(Instructions for the task): In the entries below, find every line holding the string "προσώπου" and collect it.
++++++
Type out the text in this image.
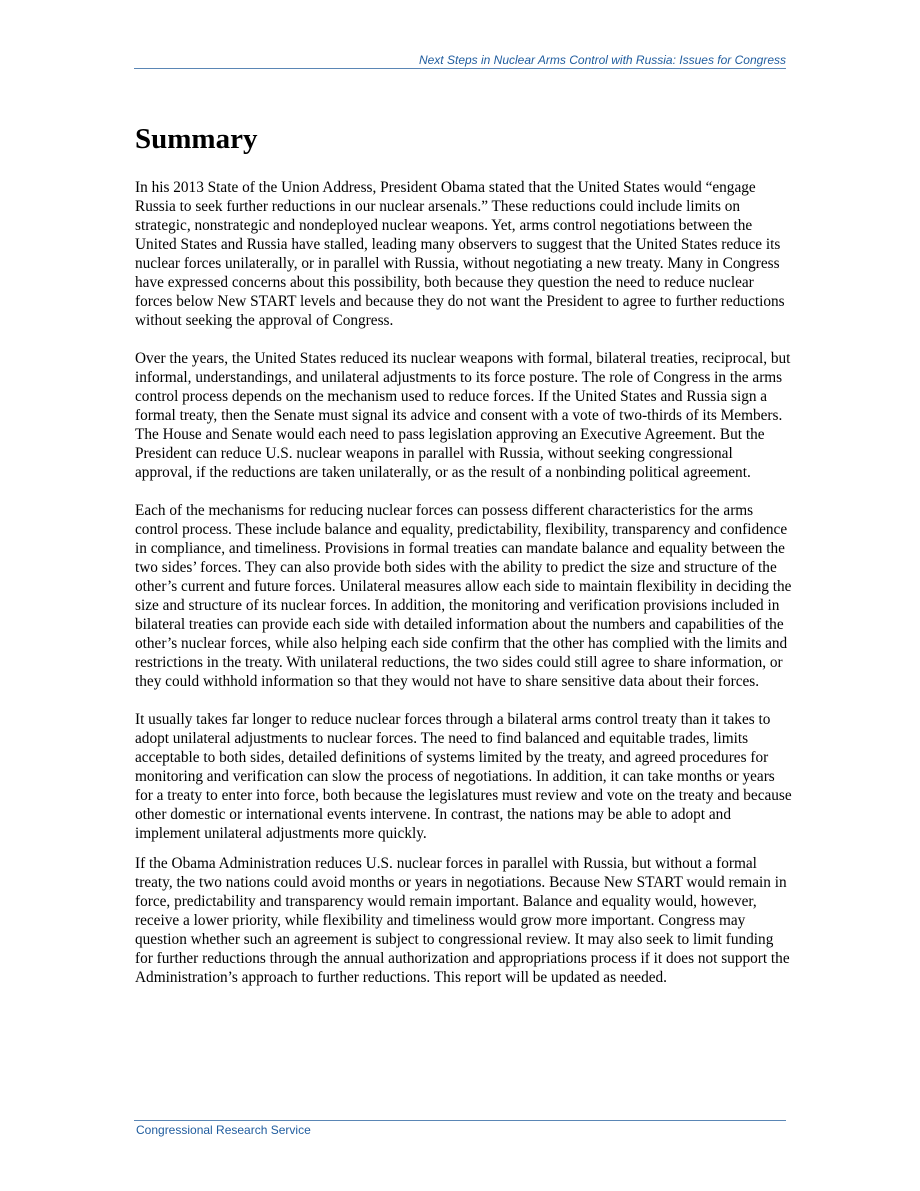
Next Steps in Nuclear Arms Control with Russia: Issues for Congress
Summary

In his 2013 State of the Union Address, President Obama stated that the United States would “engage Russia to seek further reductions in our nuclear arsenals.” These reductions could include limits on strategic, nonstrategic and nondeployed nuclear weapons. Yet, arms control negotiations between the United States and Russia have stalled, leading many observers to suggest that the United States reduce its nuclear forces unilaterally, or in parallel with Russia, without negotiating a new treaty. Many in Congress have expressed concerns about this possibility, both because they question the need to reduce nuclear forces below New START levels and because they do not want the President to agree to further reductions without seeking the approval of Congress.

Over the years, the United States reduced its nuclear weapons with formal, bilateral treaties, reciprocal, but informal, understandings, and unilateral adjustments to its force posture. The role of Congress in the arms control process depends on the mechanism used to reduce forces. If the United States and Russia sign a formal treaty, then the Senate must signal its advice and consent with a vote of two-thirds of its Members. The House and Senate would each need to pass legislation approving an Executive Agreement. But the President can reduce U.S. nuclear weapons in parallel with Russia, without seeking congressional approval, if the reductions are taken unilaterally, or as the result of a nonbinding political agreement.

Each of the mechanisms for reducing nuclear forces can possess different characteristics for the arms control process. These include balance and equality, predictability, flexibility, transparency and confidence in compliance, and timeliness. Provisions in formal treaties can mandate balance and equality between the two sides’ forces. They can also provide both sides with the ability to predict the size and structure of the other’s current and future forces. Unilateral measures allow each side to maintain flexibility in deciding the size and structure of its nuclear forces. In addition, the monitoring and verification provisions included in bilateral treaties can provide each side with detailed information about the numbers and capabilities of the other’s nuclear forces, while also helping each side confirm that the other has complied with the limits and restrictions in the treaty. With unilateral reductions, the two sides could still agree to share information, or they could withhold information so that they would not have to share sensitive data about their forces.

It usually takes far longer to reduce nuclear forces through a bilateral arms control treaty than it takes to adopt unilateral adjustments to nuclear forces. The need to find balanced and equitable trades, limits acceptable to both sides, detailed definitions of systems limited by the treaty, and agreed procedures for monitoring and verification can slow the process of negotiations. In addition, it can take months or years for a treaty to enter into force, both because the legislatures must review and vote on the treaty and because other domestic or international events intervene. In contrast, the nations may be able to adopt and implement unilateral adjustments more quickly.

If the Obama Administration reduces U.S. nuclear forces in parallel with Russia, but without a formal treaty, the two nations could avoid months or years in negotiations. Because New START would remain in force, predictability and transparency would remain important. Balance and equality would, however, receive a lower priority, while flexibility and timeliness would grow more important. Congress may question whether such an agreement is subject to congressional review. It may also seek to limit funding for further reductions through the annual authorization and appropriations process if it does not support the Administration’s approach to further reductions. This report will be updated as needed.

Congressional Research Service
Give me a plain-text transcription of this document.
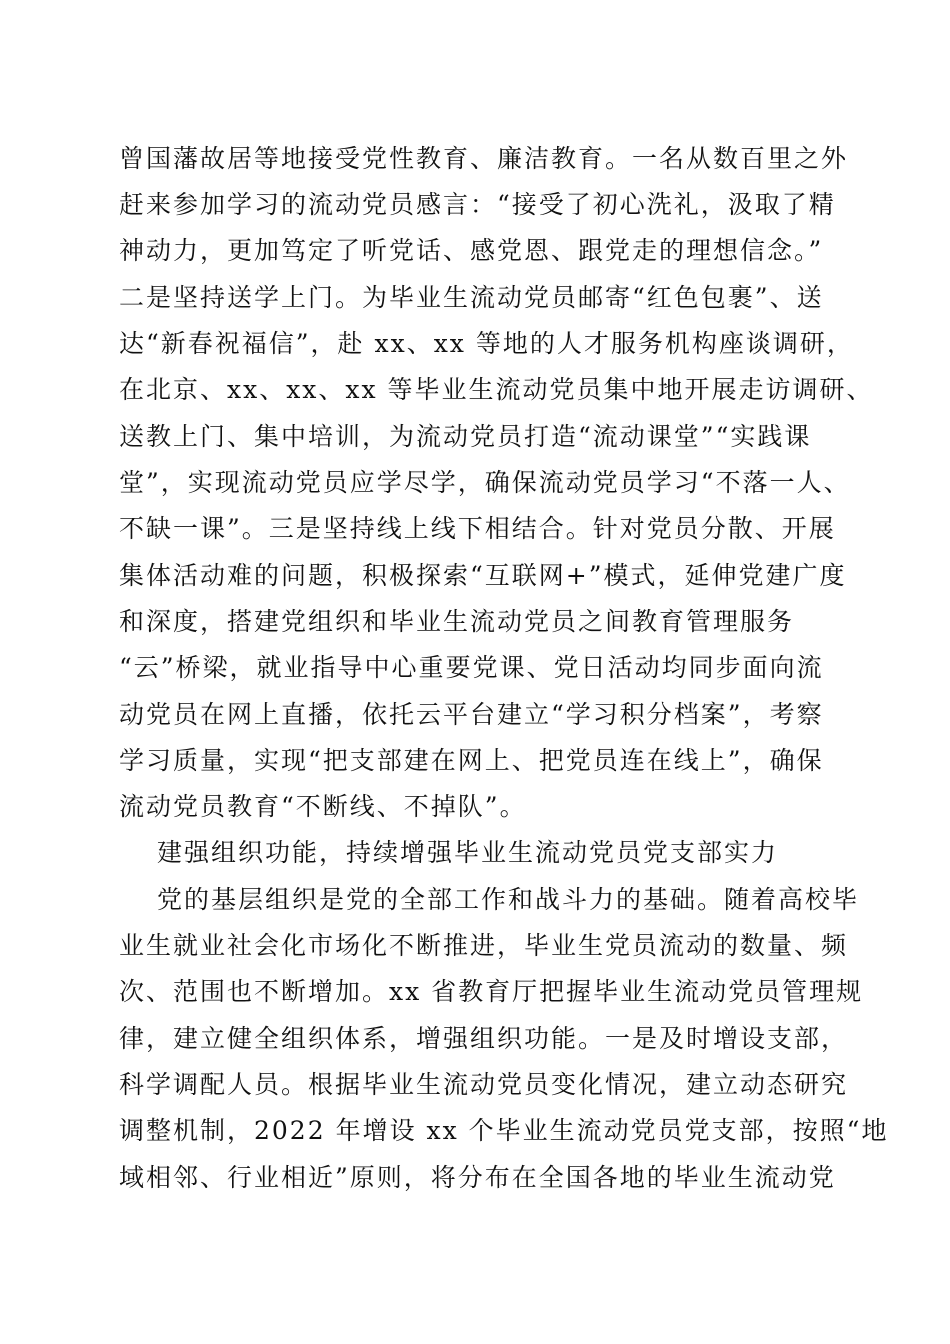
曾国藩故居等地接受党性教育、廉洁教育。一名从数百里之外
赶来参加学习的流动党员感言：“接受了初心洗礼，汲取了精
神动力，更加笃定了听党话、感党恩、跟党走的理想信念。”
二是坚持送学上门。为毕业生流动党员邮寄“红色包裹”、送
达“新春祝福信”，赴 xx、xx 等地的人才服务机构座谈调研，
在北京、xx、xx、xx 等毕业生流动党员集中地开展走访调研、
送教上门、集中培训，为流动党员打造“流动课堂”“实践课
堂”，实现流动党员应学尽学，确保流动党员学习“不落一人、
不缺一课”。三是坚持线上线下相结合。针对党员分散、开展
集体活动难的问题，积极探索“互联网+”模式，延伸党建广度
和深度，搭建党组织和毕业生流动党员之间教育管理服务
“云”桥梁，就业指导中心重要党课、党日活动均同步面向流
动党员在网上直播，依托云平台建立“学习积分档案”，考察
学习质量，实现“把支部建在网上、把党员连在线上”，确保
流动党员教育“不断线、不掉队”。
建强组织功能，持续增强毕业生流动党员党支部实力
党的基层组织是党的全部工作和战斗力的基础。随着高校毕
业生就业社会化市场化不断推进，毕业生党员流动的数量、频
次、范围也不断增加。xx 省教育厅把握毕业生流动党员管理规
律，建立健全组织体系，增强组织功能。一是及时增设支部，
科学调配人员。根据毕业生流动党员变化情况，建立动态研究
调整机制，2022 年增设 xx 个毕业生流动党员党支部，按照“地
域相邻、行业相近”原则，将分布在全国各地的毕业生流动党
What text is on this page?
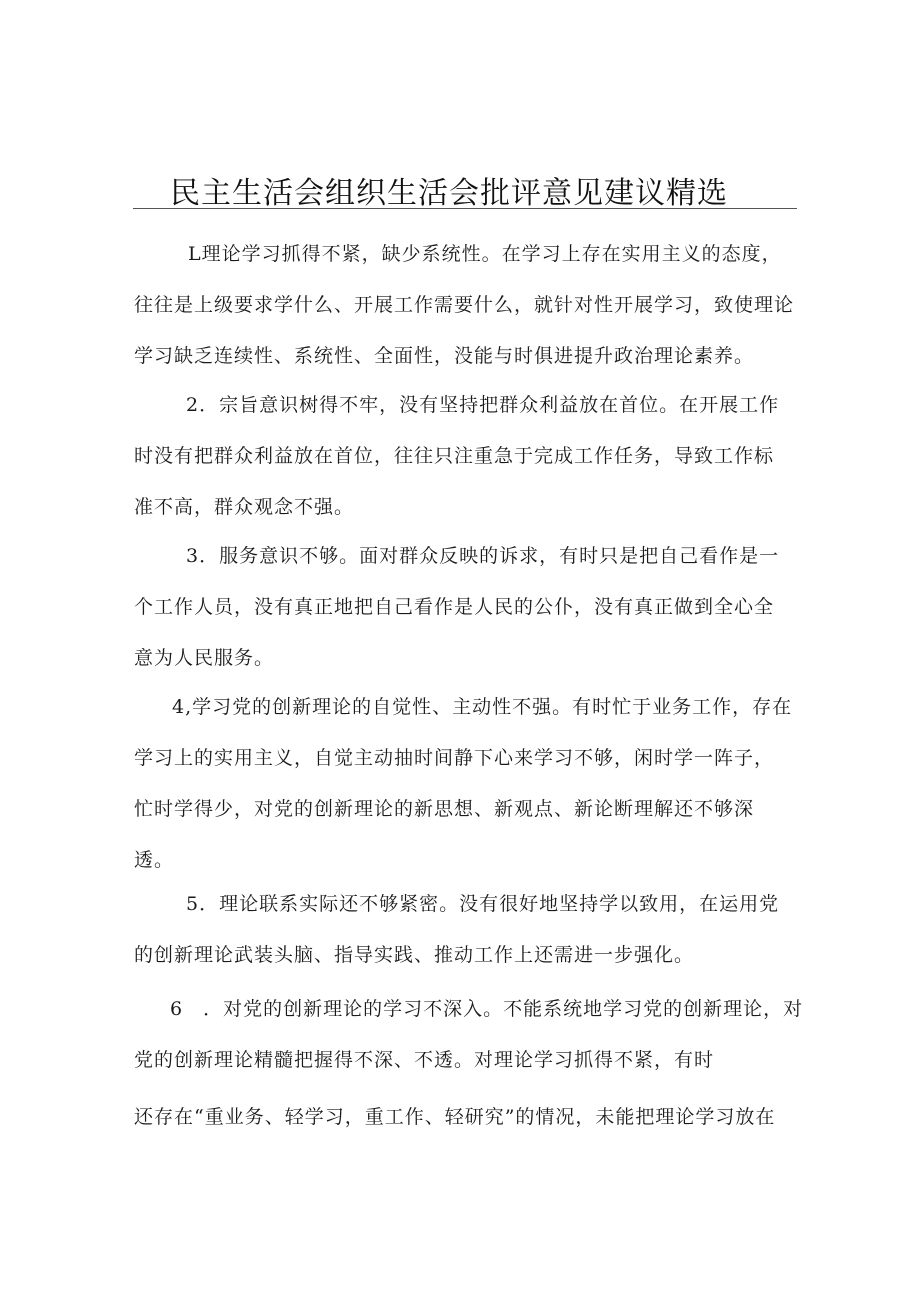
民主生活会组织生活会批评意见建议精选
L理论学习抓得不紧，缺少系统性。在学习上存在实用主义的态度，
往往是上级要求学什么、开展工作需要什么，就针对性开展学习，致使理论
学习缺乏连续性、系统性、全面性，没能与时俱进提升政治理论素养。
2．宗旨意识树得不牢，没有坚持把群众利益放在首位。在开展工作
时没有把群众利益放在首位，往往只注重急于完成工作任务，导致工作标
准不高，群众观念不强。
3．服务意识不够。面对群众反映的诉求，有时只是把自己看作是一
个工作人员，没有真正地把自己看作是人民的公仆，没有真正做到全心全
意为人民服务。
4,学习党的创新理论的自觉性、主动性不强。有时忙于业务工作，存在
学习上的实用主义，自觉主动抽时间静下心来学习不够，闲时学一阵子，
忙时学得少，对党的创新理论的新思想、新观点、新论断理解还不够深
透。
5．理论联系实际还不够紧密。没有很好地坚持学以致用，在运用党
的创新理论武装头脑、指导实践、推动工作上还需进一步强化。
6　．对党的创新理论的学习不深入。不能系统地学习党的创新理论，对
党的创新理论精髓把握得不深、不透。对理论学习抓得不紧，有时
还存在“重业务、轻学习，重工作、轻研究”的情况，未能把理论学习放在
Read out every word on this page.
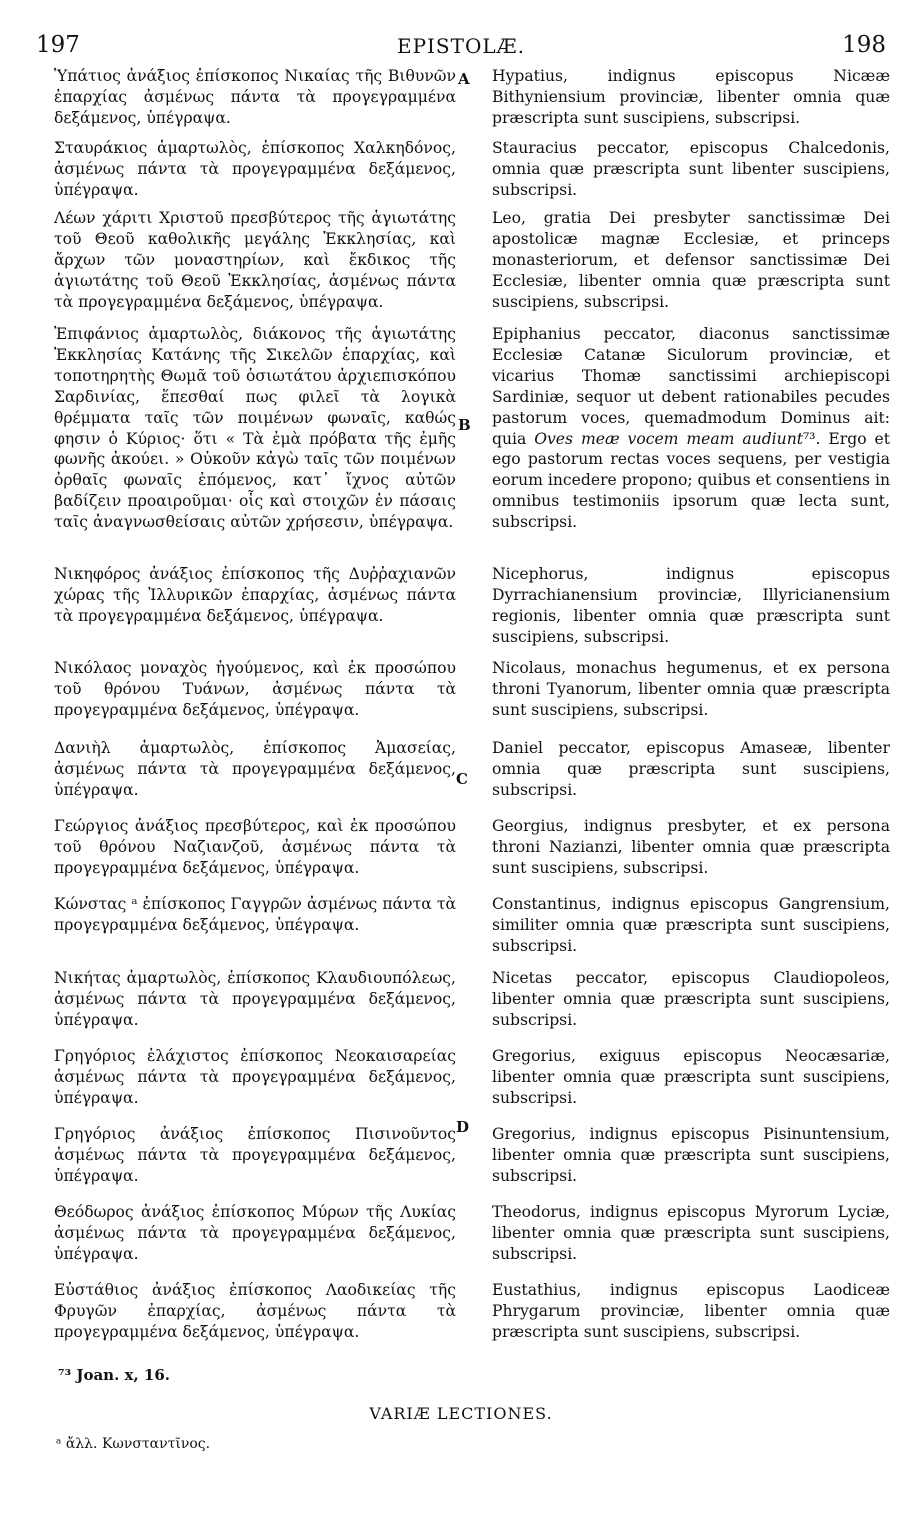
197	EPISTOLÆ.	198
A
B
C
D
Ὑπάτιος ἀνάξιος ἐπίσκοπος Νικαίας τῆς Βιθυνῶν ἐπαρχίας ἀσμένως πάντα τὰ προγεγραμμένα δεξάμενος, ὑπέγραψα.
Σταυράκιος ἁμαρτωλὸς, ἐπίσκοπος Χαλκηδόνος, ἀσμένως πάντα τὰ προγεγραμμένα δεξάμενος, ὑπέγραψα.
Λέων χάριτι Χριστοῦ πρεσβύτερος τῆς ἁγιωτάτης τοῦ Θεοῦ καθολικῆς μεγάλης Ἐκκλησίας, καὶ ἄρχων τῶν μοναστηρίων, καὶ ἔκδικος τῆς ἁγιωτάτης τοῦ Θεοῦ Ἐκκλησίας, ἀσμένως πάντα τὰ προγεγραμμένα δεξάμενος, ὑπέγραψα.
Ἐπιφάνιος ἁμαρτωλὸς, διάκονος τῆς ἁγιωτάτης Ἐκκλησίας Κατάνης τῆς Σικελῶν ἐπαρχίας, καὶ τοποτηρητὴς Θωμᾶ τοῦ ὁσιωτάτου ἀρχιεπισκόπου Σαρδινίας, ἕπεσθαί πως φιλεῖ τὰ λογικὰ θρέμματα ταῖς τῶν ποιμένων φωναῖς, καθώς φησιν ὁ Κύριος· ὅτι « Τὰ ἐμὰ πρόβατα τῆς ἐμῆς φωνῆς ἀκούει. » Οὐκοῦν κἀγὼ ταῖς τῶν ποιμένων ὀρθαῖς φωναῖς ἑπόμενος, κατ᾽ ἴχνος αὐτῶν βαδίζειν προαιροῦμαι· οἷς καὶ στοιχῶν ἐν πάσαις ταῖς ἀναγνωσθείσαις αὐτῶν χρήσεσιν, ὑπέγραψα.
Νικηφόρος ἀνάξιος ἐπίσκοπος τῆς Δυῤῥαχιανῶν χώρας τῆς Ἰλλυρικῶν ἐπαρχίας, ἀσμένως πάντα τὰ προγεγραμμένα δεξάμενος, ὑπέγραψα.
Νικόλαος μοναχὸς ἡγούμενος, καὶ ἐκ προσώπου τοῦ θρόνου Τυάνων, ἀσμένως πάντα τὰ προγεγραμμένα δεξάμενος, ὑπέγραψα.
Δανιὴλ ἁμαρτωλὸς, ἐπίσκοπος Ἀμασείας, ἀσμένως πάντα τὰ προγεγραμμένα δεξάμενος, ὑπέγραψα.
Γεώργιος ἀνάξιος πρεσβύτερος, καὶ ἐκ προσώπου τοῦ θρόνου Ναζιανζοῦ, ἀσμένως πάντα τὰ προγεγραμμένα δεξάμενος, ὑπέγραψα.
Κώνστας ᵃ ἐπίσκοπος Γαγγρῶν ἀσμένως πάντα τὰ προγεγραμμένα δεξάμενος, ὑπέγραψα.
Νικήτας ἁμαρτωλὸς, ἐπίσκοπος Κλαυδιουπόλεως, ἀσμένως πάντα τὰ προγεγραμμένα δεξάμενος, ὑπέγραψα.
Γρηγόριος ἐλάχιστος ἐπίσκοπος Νεοκαισαρείας ἀσμένως πάντα τὰ προγεγραμμένα δεξάμενος, ὑπέγραψα.
Γρηγόριος ἀνάξιος ἐπίσκοπος Πισινοῦντος ἀσμένως πάντα τὰ προγεγραμμένα δεξάμενος, ὑπέγραψα.
Θεόδωρος ἀνάξιος ἐπίσκοπος Μύρων τῆς Λυκίας ἀσμένως πάντα τὰ προγεγραμμένα δεξάμενος, ὑπέγραψα.
Εὐστάθιος ἀνάξιος ἐπίσκοπος Λαοδικείας τῆς Φρυγῶν ἐπαρχίας, ἀσμένως πάντα τὰ προγεγραμμένα δεξάμενος, ὑπέγραψα.
Hypatius, indignus episcopus Nicææ Bithyniensium provinciæ, libenter omnia quæ præscripta sunt suscipiens, subscripsi.
Stauracius peccator, episcopus Chalcedonis, omnia quæ præscripta sunt libenter suscipiens, subscripsi.
Leo, gratia Dei presbyter sanctissimæ Dei apostolicæ magnæ Ecclesiæ, et princeps monasteriorum, et defensor sanctissimæ Dei Ecclesiæ, libenter omnia quæ præscripta sunt suscipiens, subscripsi.
Epiphanius peccator, diaconus sanctissimæ Ecclesiæ Catanæ Siculorum provinciæ, et vicarius Thomæ sanctissimi archiepiscopi Sardiniæ, sequor ut debent rationabiles pecudes pastorum voces, quemadmodum Dominus ait: quia Oves meæ vocem meam audiunt⁷³. Ergo et ego pastorum rectas voces sequens, per vestigia eorum incedere propono; quibus et consentiens in omnibus testimoniis ipsorum quæ lecta sunt, subscripsi.
Nicephorus, indignus episcopus Dyrrachianensium provinciæ, Illyricianensium regionis, libenter omnia quæ præscripta sunt suscipiens, subscripsi.
Nicolaus, monachus hegumenus, et ex persona throni Tyanorum, libenter omnia quæ præscripta sunt suscipiens, subscripsi.
Daniel peccator, episcopus Amaseæ, libenter omnia quæ præscripta sunt suscipiens, subscripsi.
Georgius, indignus presbyter, et ex persona throni Nazianzi, libenter omnia quæ præscripta sunt suscipiens, subscripsi.
Constantinus, indignus episcopus Gangrensium, similiter omnia quæ præscripta sunt suscipiens, subscripsi.
Nicetas peccator, episcopus Claudiopoleos, libenter omnia quæ præscripta sunt suscipiens, subscripsi.
Gregorius, exiguus episcopus Neocæsariæ, libenter omnia quæ præscripta sunt suscipiens, subscripsi.
Gregorius, indignus episcopus Pisinuntensium, libenter omnia quæ præscripta sunt suscipiens, subscripsi.
Theodorus, indignus episcopus Myrorum Lyciæ, libenter omnia quæ præscripta sunt suscipiens, subscripsi.
Eustathius, indignus episcopus Laodiceæ Phrygarum provinciæ, libenter omnia quæ præscripta sunt suscipiens, subscripsi.
⁷³ Joan. x, 16.
VARIÆ LECTIONES.
ᵃ ἄλλ. Κωνσταντῖνος.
++++++
(Reply):
Νικόλαος μοναχὸς ἡγούμενος, καὶ ἐκ προσώπου τοῦ θρόνου Τυάνων, ἀσμένως πάντα τὰ προγεγραμμένα δεξάμενος, ὑπέγραψα.
Γεώργιος ἀνάξιος πρεσβύτερος, καὶ ἐκ προσώπου τοῦ θρόνου Ναζιανζοῦ, ἀσμένως πάντα τὰ προγεγραμμένα δεξάμενος, ὑπέγραψα.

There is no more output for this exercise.